Here are some entries; quote each one exactly.

--- BEGIN Data for the task ---

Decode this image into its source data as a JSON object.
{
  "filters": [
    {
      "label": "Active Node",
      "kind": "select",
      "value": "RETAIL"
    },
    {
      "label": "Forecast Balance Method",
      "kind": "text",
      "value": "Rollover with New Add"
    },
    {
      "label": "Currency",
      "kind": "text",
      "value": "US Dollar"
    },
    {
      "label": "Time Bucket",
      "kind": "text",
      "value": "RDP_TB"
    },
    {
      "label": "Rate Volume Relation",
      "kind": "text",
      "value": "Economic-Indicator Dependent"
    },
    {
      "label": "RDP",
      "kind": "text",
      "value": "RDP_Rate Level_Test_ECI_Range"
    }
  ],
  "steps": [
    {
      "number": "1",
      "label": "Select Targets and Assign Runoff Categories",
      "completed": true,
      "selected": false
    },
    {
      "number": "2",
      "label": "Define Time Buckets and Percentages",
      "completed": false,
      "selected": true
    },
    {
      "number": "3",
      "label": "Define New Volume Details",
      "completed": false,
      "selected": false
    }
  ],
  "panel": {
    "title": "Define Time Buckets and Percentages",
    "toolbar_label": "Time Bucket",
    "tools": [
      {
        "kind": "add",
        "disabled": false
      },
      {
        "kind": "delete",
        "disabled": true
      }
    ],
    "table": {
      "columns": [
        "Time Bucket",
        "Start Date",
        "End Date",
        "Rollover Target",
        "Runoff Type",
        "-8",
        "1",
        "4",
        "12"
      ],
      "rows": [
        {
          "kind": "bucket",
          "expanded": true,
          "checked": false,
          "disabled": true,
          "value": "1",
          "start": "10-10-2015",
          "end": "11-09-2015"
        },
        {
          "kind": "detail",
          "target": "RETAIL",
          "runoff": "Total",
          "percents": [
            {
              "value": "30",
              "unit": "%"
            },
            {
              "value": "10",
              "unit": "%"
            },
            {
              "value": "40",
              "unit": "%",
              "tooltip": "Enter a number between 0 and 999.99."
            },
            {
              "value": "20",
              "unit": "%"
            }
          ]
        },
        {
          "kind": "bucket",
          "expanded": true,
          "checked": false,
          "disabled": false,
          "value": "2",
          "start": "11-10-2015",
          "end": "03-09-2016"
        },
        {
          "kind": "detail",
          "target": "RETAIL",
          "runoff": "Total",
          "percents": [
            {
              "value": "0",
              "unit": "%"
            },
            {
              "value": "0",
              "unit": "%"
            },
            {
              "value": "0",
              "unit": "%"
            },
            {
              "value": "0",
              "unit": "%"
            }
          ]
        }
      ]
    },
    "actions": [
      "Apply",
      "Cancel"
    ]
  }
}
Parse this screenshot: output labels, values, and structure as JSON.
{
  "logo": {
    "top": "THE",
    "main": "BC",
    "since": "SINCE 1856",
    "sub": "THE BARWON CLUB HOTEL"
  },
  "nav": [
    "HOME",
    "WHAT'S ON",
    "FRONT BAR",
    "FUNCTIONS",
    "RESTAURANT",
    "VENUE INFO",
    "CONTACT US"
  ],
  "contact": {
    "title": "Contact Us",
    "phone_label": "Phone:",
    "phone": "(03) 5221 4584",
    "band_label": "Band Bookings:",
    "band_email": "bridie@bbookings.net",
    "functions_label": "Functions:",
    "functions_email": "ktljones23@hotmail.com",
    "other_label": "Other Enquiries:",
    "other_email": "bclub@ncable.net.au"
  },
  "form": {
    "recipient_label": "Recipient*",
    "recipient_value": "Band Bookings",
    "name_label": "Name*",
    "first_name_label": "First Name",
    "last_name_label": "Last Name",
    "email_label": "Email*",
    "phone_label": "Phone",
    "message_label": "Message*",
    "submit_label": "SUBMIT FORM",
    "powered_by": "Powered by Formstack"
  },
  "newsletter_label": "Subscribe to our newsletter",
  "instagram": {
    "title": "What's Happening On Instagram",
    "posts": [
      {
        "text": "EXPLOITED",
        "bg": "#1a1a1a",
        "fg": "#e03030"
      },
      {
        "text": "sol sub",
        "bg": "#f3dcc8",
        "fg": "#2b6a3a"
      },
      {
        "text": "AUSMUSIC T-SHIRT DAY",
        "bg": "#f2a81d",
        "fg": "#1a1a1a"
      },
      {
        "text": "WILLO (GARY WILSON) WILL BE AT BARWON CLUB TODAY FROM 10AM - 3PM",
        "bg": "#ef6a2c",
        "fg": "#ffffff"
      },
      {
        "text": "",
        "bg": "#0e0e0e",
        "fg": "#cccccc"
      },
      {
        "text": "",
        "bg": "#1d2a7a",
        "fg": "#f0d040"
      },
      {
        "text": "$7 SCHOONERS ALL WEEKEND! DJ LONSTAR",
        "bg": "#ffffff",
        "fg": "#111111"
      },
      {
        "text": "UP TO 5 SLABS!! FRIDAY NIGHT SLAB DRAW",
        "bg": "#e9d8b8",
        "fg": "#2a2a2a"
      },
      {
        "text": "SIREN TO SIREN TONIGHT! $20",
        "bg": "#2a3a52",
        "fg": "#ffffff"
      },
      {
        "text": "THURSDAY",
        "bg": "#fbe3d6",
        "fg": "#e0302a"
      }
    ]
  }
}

--- END Data for the task ---

▶ **Task answer**:
Decode this image into its source data as a JSON object.
{
  "filters": [
    {
      "label": "Active Node",
      "kind": "select",
      "value": "RETAIL"
    },
    {
      "label": "Forecast Balance Method",
      "kind": "text",
      "value": "Rollover with New Add"
    },
    {
      "label": "Currency",
      "kind": "text",
      "value": "US Dollar"
    },
    {
      "label": "Time Bucket",
      "kind": "text",
      "value": "RDP_TB"
    },
    {
      "label": "Rate Volume Relation",
      "kind": "text",
      "value": "Economic-Indicator Dependent"
    },
    {
      "label": "RDP",
      "kind": "text",
      "value": "RDP_Rate Level_Test_ECI_Range"
    }
  ],
  "steps": [
    {
      "number": "1",
      "label": "Select Targets and Assign Runoff Categories",
      "completed": true,
      "selected": false
    },
    {
      "number": "2",
      "label": "Define Time Buckets and Percentages",
      "completed": false,
      "selected": true
    },
    {
      "number": "3",
      "label": "Define New Volume Details",
      "completed": false,
      "selected": false
    }
  ],
  "panel": {
    "title": "Define Time Buckets and Percentages",
    "toolbar_label": "Time Bucket",
    "tools": [
      {
        "kind": "add",
        "disabled": false
      },
      {
        "kind": "delete",
        "disabled": true
      }
    ],
    "table": {
      "columns": [
        "Time Bucket",
        "Start Date",
        "End Date",
        "Rollover Target",
        "Runoff Type",
        "-8",
        "1",
        "4",
        "12"
      ],
      "rows": [
        {
          "kind": "bucket",
          "expanded": true,
          "checked": false,
          "disabled": true,
          "value": "1",
          "start": "10-10-2015",
          "end": "11-09-2015"
        },
        {
          "kind": "detail",
          "target": "RETAIL",
          "runoff": "Total",
          "percents": [
            {
              "value": "30",
              "unit": "%"
            },
            {
              "value": "10",
              "unit": "%"
            },
            {
              "value": "40",
              "unit": "%",
              "tooltip": "Enter a number between 0 and 999.99."
            },
            {
              "value": "20",
              "unit": "%"
            }
          ]
        },
        {
          "kind": "bucket",
          "expanded": true,
          "checked": false,
          "disabled": false,
          "value": "2",
          "start": "11-10-2015",
          "end": "03-09-2016"
        },
        {
          "kind": "detail",
          "target": "RETAIL",
          "runoff": "Total",
          "percents": [
            {
              "value": "0",
              "unit": "%"
            },
            {
              "value": "0",
              "unit": "%"
            },
            {
              "value": "0",
              "unit": "%"
            },
            {
              "value": "0",
              "unit": "%"
            }
          ]
        }
      ]
    },
    "actions": [
      "Apply",
      "Cancel"
    ]
  }
}
Parse this screenshot: output labels, values, and structure as JSON.
{
  "logo": {
    "top": "THE",
    "main": "BC",
    "since": "SINCE 1856",
    "sub": "THE BARWON CLUB HOTEL"
  },
  "nav": [
    "HOME",
    "WHAT'S ON",
    "FRONT BAR",
    "FUNCTIONS",
    "RESTAURANT",
    "VENUE INFO",
    "CONTACT US"
  ],
  "contact": {
    "title": "Contact Us",
    "phone_label": "Phone:",
    "phone": "(03) 5221 4584",
    "band_label": "Band Bookings:",
    "band_email": "bridie@bbookings.net",
    "functions_label": "Functions:",
    "functions_email": "ktljones23@hotmail.com",
    "other_label": "Other Enquiries:",
    "other_email": "bclub@ncable.net.au"
  },
  "form": {
    "recipient_label": "Recipient*",
    "recipient_value": "Band Bookings",
    "name_label": "Name*",
    "first_name_label": "First Name",
    "last_name_label": "Last Name",
    "email_label": "Email*",
    "phone_label": "Phone",
    "message_label": "Message*",
    "submit_label": "SUBMIT FORM",
    "powered_by": "Powered by Formstack"
  },
  "newsletter_label": "Subscribe to our newsletter",
  "instagram": {
    "title": "What's Happening On Instagram",
    "posts": [
      {
        "text": "EXPLOITED",
        "bg": "#1a1a1a",
        "fg": "#e03030"
      },
      {
        "text": "sol sub",
        "bg": "#f3dcc8",
        "fg": "#2b6a3a"
      },
      {
        "text": "AUSMUSIC T-SHIRT DAY",
        "bg": "#f2a81d",
        "fg": "#1a1a1a"
      },
      {
        "text": "WILLO (GARY WILSON) WILL BE AT BARWON CLUB TODAY FROM 10AM - 3PM",
        "bg": "#ef6a2c",
        "fg": "#ffffff"
      },
      {
        "text": "",
        "bg": "#0e0e0e",
        "fg": "#cccccc"
      },
      {
        "text": "",
        "bg": "#1d2a7a",
        "fg": "#f0d040"
      },
      {
        "text": "$7 SCHOONERS ALL WEEKEND! DJ LONSTAR",
        "bg": "#ffffff",
        "fg": "#111111"
      },
      {
        "text": "UP TO 5 SLABS!! FRIDAY NIGHT SLAB DRAW",
        "bg": "#e9d8b8",
        "fg": "#2a2a2a"
      },
      {
        "text": "SIREN TO SIREN TONIGHT! $20",
        "bg": "#2a3a52",
        "fg": "#ffffff"
      },
      {
        "text": "THURSDAY",
        "bg": "#fbe3d6",
        "fg": "#e0302a"
      }
    ]
  }
}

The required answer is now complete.